*Instructions to follow*
Locate every line in the material below that has the word "asia". Copy each of those lines.

★ ★ ★ ★ ★

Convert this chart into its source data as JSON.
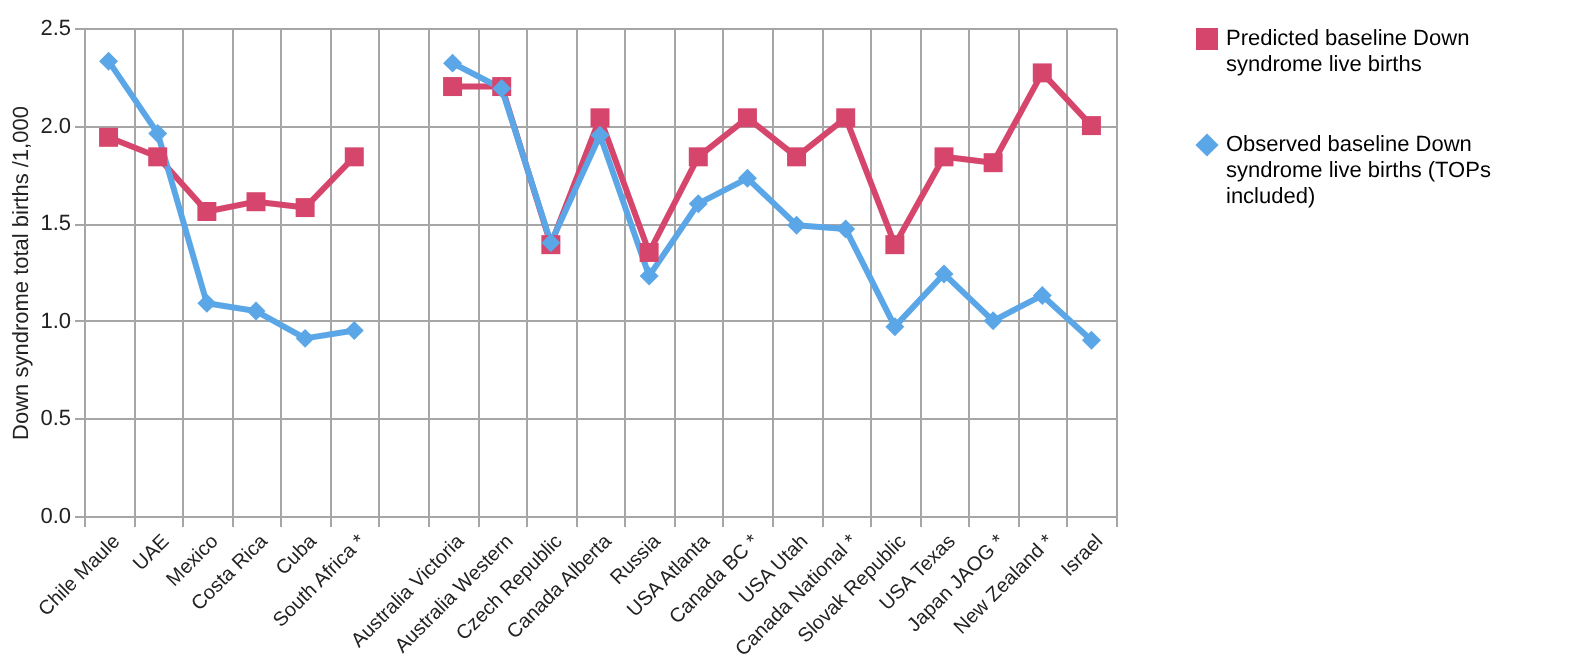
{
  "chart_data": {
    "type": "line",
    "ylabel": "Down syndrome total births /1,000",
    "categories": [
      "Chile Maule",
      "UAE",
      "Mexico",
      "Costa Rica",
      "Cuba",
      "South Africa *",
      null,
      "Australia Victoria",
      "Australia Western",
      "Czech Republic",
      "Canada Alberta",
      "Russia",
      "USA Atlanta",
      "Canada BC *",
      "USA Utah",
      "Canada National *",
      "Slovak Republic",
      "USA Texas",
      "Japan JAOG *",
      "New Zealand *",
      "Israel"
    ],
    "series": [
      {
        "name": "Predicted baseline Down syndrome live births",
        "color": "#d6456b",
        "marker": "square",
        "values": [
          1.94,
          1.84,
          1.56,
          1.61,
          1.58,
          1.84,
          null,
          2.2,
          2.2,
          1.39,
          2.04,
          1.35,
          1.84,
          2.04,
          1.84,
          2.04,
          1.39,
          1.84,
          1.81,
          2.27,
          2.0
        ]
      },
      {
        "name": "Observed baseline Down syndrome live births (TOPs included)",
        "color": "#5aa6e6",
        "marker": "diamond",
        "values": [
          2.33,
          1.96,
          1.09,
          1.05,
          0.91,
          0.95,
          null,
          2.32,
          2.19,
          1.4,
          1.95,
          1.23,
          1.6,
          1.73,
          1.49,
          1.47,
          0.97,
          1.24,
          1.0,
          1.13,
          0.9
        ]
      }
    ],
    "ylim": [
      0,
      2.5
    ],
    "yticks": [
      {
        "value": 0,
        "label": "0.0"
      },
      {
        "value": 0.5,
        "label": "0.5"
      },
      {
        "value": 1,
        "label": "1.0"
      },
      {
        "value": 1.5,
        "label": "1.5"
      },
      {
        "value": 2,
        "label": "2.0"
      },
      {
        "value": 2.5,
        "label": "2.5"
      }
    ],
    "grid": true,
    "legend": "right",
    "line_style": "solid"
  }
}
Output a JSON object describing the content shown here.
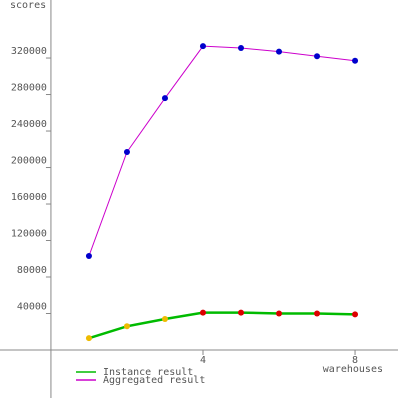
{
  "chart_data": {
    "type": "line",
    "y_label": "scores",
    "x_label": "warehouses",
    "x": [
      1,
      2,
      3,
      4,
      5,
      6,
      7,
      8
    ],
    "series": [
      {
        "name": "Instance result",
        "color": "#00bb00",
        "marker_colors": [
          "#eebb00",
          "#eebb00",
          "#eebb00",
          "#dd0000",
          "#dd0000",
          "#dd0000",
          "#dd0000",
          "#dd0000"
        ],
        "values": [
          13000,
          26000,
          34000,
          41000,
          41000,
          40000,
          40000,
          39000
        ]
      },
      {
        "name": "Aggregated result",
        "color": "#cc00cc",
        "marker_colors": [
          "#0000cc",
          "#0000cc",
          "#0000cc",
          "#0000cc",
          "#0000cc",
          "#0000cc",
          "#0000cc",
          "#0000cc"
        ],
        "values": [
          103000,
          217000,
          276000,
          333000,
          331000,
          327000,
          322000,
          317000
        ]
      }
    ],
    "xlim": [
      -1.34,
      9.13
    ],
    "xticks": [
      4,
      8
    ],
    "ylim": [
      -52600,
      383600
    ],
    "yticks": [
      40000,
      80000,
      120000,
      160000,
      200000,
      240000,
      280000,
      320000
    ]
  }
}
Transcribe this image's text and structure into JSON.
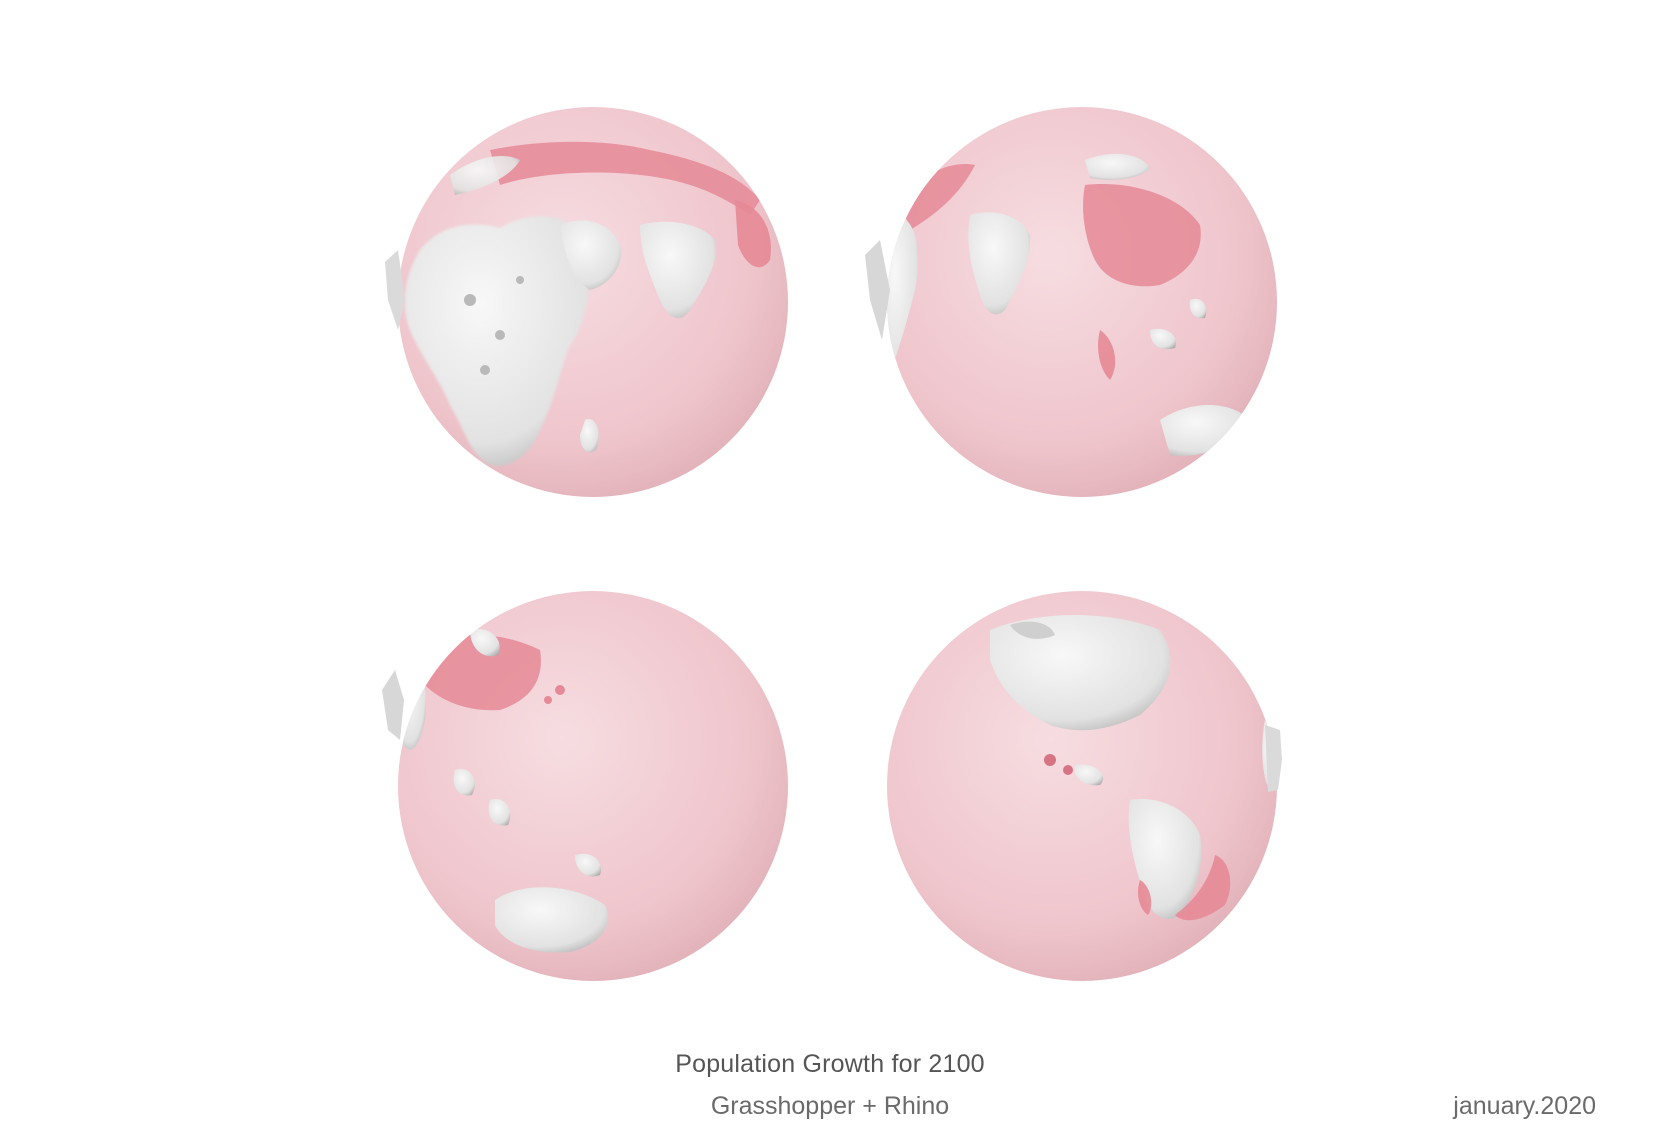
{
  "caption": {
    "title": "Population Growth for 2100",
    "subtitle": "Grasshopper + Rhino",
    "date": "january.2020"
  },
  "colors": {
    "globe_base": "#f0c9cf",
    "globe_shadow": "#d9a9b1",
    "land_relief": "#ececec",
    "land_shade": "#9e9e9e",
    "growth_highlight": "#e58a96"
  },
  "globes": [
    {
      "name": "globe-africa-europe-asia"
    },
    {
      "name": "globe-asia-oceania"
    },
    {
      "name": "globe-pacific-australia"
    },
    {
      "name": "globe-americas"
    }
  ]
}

★ ★ ★ ★ ★

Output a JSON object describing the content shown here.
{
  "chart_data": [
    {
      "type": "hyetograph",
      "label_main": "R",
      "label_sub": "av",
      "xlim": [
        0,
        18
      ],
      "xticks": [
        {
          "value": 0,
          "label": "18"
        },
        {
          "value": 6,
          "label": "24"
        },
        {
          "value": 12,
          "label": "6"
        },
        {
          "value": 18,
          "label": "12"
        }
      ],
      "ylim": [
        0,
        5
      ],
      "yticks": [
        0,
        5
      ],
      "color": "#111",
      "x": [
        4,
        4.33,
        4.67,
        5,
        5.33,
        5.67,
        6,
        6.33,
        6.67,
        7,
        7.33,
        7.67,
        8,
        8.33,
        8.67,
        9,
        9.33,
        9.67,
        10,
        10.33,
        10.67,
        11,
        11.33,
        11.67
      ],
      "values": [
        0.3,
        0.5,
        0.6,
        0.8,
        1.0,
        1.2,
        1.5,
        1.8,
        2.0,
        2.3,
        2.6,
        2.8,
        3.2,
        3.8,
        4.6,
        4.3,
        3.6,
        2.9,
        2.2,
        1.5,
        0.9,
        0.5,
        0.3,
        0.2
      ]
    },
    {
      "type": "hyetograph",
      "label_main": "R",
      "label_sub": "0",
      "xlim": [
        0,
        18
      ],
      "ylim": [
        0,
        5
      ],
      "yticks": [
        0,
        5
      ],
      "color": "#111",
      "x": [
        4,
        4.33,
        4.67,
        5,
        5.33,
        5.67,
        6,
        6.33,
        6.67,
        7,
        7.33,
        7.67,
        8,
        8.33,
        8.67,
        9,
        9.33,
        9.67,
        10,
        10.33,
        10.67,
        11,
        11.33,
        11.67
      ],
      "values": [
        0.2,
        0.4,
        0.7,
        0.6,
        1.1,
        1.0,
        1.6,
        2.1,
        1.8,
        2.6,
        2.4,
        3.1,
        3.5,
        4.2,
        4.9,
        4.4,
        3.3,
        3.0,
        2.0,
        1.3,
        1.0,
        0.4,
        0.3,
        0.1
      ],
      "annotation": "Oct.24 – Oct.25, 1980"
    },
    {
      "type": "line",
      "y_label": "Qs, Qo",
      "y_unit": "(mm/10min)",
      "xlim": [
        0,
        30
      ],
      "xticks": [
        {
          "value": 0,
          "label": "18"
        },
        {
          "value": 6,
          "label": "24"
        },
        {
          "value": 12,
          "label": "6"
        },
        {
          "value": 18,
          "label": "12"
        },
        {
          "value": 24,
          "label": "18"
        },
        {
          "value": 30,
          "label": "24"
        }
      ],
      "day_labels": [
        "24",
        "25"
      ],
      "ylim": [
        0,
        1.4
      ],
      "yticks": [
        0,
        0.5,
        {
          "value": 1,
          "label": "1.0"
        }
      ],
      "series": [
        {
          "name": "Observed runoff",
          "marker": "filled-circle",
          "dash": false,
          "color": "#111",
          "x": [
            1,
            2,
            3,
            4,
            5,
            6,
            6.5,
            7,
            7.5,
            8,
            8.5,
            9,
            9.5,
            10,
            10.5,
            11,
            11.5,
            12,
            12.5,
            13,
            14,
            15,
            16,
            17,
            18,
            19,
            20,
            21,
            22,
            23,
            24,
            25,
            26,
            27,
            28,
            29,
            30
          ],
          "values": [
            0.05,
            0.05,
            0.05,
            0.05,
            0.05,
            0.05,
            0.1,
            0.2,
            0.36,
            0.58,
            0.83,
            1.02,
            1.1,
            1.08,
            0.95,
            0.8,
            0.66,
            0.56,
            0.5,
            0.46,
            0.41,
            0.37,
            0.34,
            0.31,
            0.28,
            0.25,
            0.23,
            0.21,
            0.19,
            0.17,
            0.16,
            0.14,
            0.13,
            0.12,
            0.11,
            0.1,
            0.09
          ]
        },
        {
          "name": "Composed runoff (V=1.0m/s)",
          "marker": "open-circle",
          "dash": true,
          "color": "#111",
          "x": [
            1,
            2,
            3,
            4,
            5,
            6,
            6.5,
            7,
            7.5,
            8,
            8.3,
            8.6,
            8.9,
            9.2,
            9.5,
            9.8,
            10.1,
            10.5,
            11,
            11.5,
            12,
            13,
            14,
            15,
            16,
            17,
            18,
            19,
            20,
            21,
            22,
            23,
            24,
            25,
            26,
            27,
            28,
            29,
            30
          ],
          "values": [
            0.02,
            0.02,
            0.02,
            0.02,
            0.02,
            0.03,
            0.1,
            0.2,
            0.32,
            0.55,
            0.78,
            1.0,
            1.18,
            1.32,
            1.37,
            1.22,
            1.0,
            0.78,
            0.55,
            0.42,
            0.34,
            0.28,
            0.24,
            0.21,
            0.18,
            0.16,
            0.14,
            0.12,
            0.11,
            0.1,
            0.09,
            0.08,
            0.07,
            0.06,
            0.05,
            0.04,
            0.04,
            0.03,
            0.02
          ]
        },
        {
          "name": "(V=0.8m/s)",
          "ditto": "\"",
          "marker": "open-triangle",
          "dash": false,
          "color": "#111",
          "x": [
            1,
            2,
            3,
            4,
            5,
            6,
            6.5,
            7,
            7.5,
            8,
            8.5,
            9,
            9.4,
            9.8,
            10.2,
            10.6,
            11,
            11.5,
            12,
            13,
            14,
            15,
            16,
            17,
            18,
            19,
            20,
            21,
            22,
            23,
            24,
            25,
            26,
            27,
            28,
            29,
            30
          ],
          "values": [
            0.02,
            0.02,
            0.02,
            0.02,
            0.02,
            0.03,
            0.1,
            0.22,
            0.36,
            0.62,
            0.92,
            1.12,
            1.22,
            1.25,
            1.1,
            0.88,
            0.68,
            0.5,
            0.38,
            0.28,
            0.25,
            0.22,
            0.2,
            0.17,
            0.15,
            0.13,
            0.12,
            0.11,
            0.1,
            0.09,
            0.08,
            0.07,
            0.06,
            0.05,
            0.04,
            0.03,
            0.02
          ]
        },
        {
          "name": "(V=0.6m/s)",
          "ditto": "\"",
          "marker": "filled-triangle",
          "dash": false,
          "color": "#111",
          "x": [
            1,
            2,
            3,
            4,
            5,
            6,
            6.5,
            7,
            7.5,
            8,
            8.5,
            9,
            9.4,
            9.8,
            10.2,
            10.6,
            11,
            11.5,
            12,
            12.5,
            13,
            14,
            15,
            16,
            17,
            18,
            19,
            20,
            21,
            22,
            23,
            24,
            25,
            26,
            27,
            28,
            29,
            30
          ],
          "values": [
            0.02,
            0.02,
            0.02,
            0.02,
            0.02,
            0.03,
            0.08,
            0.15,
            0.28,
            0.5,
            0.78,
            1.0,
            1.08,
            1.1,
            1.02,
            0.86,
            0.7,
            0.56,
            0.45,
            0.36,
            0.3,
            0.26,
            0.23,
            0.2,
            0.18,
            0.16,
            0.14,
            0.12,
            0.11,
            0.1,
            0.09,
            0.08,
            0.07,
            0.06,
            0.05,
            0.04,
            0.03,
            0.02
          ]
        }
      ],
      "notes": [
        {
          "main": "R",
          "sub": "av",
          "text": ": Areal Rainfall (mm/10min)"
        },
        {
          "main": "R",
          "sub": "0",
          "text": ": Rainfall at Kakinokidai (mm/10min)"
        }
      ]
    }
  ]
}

★ ★ ★ ★ ★

*Answer to the task*
      "name": "globe-africa-europe-asia"
      "name": "globe-asia-oceania"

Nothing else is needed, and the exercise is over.